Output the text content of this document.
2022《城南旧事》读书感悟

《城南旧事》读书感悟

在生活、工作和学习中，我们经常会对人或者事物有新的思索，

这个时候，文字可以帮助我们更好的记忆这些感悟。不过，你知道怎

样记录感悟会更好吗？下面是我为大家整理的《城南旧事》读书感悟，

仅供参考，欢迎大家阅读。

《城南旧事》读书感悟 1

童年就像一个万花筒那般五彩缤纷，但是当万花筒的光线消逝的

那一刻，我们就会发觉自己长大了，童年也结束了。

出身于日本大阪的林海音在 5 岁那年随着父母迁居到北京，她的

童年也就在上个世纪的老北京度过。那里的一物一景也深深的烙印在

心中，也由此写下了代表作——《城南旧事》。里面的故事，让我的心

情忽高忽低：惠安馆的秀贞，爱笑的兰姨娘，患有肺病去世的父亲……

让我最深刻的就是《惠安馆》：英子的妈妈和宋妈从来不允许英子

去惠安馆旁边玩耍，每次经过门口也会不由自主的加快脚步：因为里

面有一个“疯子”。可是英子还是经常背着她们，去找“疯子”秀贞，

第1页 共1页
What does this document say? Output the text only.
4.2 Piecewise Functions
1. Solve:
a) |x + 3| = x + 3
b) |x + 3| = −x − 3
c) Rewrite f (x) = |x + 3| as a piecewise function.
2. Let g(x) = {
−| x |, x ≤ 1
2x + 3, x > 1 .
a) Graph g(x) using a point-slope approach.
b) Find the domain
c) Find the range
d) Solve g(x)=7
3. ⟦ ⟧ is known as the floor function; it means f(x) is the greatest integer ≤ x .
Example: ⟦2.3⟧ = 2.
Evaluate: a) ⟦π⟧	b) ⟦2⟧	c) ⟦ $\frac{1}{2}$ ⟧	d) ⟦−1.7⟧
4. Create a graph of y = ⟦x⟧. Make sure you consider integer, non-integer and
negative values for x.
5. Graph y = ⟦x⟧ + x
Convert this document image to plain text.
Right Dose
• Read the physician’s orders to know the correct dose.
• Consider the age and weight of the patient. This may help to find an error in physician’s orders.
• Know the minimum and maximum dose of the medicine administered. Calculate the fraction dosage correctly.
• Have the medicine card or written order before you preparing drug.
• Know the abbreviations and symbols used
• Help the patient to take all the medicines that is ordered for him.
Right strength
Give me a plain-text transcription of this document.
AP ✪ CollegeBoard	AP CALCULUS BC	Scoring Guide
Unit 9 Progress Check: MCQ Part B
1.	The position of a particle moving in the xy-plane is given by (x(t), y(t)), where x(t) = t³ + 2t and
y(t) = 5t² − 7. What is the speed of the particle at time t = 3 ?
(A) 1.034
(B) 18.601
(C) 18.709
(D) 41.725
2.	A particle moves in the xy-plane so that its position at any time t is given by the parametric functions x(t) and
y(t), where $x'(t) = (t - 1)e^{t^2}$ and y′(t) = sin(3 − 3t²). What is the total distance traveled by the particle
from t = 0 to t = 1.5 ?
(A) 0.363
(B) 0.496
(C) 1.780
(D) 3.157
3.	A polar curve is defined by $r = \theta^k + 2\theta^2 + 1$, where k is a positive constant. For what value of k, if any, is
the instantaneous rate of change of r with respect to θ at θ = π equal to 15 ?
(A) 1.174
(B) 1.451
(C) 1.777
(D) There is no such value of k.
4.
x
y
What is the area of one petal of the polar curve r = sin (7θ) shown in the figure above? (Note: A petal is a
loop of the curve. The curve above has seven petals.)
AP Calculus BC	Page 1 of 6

**DIRECTION**
Every line from the one containing "Convert this document image to plain text." through the end of the data must be repeated exactly, and no other line.

**ANSWER TO THE TASK**
Convert this document image to plain text.
Right Dose
• Read the physician’s orders to know the correct dose.
• Consider the age and weight of the patient. This may help to find an error in physician’s orders.
• Know the minimum and maximum dose of the medicine administered. Calculate the fraction dosage correctly.
• Have the medicine card or written order before you preparing drug.
• Know the abbreviations and symbols used
• Help the patient to take all the medicines that is ordered for him.
Right strength
Give me a plain-text transcription of this document.
AP ✪ CollegeBoard	AP CALCULUS BC	Scoring Guide
Unit 9 Progress Check: MCQ Part B
1.	The position of a particle moving in the xy-plane is given by (x(t), y(t)), where x(t) = t³ + 2t and
y(t) = 5t² − 7. What is the speed of the particle at time t = 3 ?
(A) 1.034
(B) 18.601
(C) 18.709
(D) 41.725
2.	A particle moves in the xy-plane so that its position at any time t is given by the parametric functions x(t) and
y(t), where $x'(t) = (t - 1)e^{t^2}$ and y′(t) = sin(3 − 3t²). What is the total distance traveled by the particle
from t = 0 to t = 1.5 ?
(A) 0.363
(B) 0.496
(C) 1.780
(D) 3.157
3.	A polar curve is defined by $r = \theta^k + 2\theta^2 + 1$, where k is a positive constant. For what value of k, if any, is
the instantaneous rate of change of r with respect to θ at θ = π equal to 15 ?
(A) 1.174
(B) 1.451
(C) 1.777
(D) There is no such value of k.
4.
x
y
What is the area of one petal of the polar curve r = sin (7θ) shown in the figure above? (Note: A petal is a
loop of the curve. The curve above has seven petals.)
AP Calculus BC	Page 1 of 6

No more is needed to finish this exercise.